§ Directions for this task
Show every line that has the string "colors" in it.

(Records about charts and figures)

_ _ _

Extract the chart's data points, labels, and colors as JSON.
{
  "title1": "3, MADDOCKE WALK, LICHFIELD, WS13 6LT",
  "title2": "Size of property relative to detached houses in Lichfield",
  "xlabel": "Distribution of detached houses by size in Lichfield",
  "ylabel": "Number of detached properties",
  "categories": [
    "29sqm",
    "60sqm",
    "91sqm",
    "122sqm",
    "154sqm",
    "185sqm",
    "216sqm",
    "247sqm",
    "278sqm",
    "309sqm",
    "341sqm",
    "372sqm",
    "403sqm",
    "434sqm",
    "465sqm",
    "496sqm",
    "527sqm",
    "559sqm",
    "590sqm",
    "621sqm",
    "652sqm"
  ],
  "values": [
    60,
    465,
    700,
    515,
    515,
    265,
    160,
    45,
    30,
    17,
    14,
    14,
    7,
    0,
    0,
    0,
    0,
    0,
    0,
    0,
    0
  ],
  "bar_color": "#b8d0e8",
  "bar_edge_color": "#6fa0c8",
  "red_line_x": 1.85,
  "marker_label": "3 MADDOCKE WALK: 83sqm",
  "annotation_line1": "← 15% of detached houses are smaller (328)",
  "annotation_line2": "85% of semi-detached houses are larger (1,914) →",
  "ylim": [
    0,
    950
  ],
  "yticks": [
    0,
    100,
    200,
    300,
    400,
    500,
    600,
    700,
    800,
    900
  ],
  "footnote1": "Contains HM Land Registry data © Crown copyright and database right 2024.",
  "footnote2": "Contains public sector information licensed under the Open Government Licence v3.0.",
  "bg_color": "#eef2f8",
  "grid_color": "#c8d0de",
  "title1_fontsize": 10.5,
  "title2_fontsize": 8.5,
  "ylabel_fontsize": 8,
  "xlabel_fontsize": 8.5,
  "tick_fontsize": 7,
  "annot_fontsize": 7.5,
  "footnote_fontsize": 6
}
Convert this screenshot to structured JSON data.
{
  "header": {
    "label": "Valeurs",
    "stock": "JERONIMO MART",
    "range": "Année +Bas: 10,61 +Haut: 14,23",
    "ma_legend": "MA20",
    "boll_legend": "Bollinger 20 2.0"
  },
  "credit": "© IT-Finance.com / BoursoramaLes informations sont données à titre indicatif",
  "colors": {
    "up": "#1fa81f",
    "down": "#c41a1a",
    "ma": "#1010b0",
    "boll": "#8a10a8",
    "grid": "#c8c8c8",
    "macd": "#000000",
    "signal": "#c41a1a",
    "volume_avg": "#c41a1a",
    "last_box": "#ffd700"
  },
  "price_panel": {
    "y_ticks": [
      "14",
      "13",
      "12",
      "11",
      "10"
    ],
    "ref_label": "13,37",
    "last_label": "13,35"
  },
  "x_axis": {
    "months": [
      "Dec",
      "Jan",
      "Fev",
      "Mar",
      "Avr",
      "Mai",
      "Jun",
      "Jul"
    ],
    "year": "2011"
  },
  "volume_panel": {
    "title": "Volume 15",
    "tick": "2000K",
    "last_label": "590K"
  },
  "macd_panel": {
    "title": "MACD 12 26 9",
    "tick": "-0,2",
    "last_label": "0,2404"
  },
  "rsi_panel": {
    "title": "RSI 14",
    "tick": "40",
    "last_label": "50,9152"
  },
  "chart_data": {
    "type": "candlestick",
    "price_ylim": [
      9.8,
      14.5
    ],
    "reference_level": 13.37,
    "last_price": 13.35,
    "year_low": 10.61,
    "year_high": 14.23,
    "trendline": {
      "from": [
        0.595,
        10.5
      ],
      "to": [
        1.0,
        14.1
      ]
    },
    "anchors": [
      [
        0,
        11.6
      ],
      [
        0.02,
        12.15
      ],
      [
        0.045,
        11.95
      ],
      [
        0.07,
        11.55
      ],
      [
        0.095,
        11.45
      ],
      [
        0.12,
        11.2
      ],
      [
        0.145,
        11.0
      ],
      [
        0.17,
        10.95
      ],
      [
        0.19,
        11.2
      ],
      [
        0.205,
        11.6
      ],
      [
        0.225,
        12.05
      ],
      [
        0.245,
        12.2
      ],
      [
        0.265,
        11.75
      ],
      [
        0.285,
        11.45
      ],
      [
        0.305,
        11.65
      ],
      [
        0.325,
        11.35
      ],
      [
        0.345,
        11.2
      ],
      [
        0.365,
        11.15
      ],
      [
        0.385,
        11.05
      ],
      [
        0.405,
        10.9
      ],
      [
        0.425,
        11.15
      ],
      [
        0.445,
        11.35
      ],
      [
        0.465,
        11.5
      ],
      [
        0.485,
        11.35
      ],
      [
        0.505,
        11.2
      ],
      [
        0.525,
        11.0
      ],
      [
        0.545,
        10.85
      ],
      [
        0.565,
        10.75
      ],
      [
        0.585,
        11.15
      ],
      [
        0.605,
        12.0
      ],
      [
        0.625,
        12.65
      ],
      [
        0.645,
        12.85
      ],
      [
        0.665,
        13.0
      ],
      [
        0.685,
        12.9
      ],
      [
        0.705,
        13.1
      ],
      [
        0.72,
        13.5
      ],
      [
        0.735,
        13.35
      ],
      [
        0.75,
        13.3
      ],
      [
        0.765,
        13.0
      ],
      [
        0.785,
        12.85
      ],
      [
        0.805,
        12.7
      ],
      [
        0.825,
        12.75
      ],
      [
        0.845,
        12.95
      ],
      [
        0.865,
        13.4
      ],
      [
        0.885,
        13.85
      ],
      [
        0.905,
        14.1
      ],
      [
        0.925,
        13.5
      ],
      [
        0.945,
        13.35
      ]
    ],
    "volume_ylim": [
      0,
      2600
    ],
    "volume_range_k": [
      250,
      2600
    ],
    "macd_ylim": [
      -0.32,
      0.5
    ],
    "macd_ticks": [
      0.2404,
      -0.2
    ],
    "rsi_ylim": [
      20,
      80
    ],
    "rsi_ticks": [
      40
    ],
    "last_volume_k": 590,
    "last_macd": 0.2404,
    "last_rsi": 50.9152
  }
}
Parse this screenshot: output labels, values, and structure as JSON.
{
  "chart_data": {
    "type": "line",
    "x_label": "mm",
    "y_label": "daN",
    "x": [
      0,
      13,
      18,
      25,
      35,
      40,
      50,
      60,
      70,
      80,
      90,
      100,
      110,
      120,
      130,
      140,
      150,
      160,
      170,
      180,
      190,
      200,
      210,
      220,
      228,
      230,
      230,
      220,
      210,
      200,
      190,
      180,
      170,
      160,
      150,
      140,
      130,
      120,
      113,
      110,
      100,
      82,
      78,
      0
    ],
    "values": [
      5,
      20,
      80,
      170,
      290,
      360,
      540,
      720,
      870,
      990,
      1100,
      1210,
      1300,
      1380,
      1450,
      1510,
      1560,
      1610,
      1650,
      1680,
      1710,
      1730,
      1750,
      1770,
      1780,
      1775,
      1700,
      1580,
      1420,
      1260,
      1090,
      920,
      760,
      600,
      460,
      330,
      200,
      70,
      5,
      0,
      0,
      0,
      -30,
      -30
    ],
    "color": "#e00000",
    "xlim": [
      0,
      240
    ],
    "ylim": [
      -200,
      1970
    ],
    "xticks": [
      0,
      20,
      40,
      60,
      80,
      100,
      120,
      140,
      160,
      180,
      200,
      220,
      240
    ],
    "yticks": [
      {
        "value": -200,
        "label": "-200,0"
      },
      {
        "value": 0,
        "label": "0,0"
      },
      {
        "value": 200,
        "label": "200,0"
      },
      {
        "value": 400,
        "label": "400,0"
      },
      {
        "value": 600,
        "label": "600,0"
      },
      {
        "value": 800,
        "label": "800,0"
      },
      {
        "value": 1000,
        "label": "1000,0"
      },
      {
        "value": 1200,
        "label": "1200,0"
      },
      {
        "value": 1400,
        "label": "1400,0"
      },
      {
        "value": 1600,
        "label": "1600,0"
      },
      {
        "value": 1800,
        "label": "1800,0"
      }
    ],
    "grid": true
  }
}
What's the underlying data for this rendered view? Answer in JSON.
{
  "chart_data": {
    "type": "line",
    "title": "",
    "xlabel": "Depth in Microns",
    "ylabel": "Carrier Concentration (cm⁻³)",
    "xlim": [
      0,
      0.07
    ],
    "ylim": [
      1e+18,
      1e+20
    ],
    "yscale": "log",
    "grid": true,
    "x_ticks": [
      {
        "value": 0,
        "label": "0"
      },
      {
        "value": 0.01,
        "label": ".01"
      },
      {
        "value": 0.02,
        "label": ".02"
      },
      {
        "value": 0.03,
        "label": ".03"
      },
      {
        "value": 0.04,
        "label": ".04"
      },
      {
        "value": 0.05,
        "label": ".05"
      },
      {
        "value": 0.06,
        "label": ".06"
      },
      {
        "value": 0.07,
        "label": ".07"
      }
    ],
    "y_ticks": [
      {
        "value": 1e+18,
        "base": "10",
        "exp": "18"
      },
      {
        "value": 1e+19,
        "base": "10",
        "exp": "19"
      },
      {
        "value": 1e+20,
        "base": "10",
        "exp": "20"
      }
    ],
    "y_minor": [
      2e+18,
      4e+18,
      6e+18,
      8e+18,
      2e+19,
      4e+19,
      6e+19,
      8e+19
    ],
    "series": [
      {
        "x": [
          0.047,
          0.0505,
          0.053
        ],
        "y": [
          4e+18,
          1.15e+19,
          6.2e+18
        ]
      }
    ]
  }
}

_ _ _

§ Task answer
Extract the chart's data points, labels, and colors as JSON.
  "colors": {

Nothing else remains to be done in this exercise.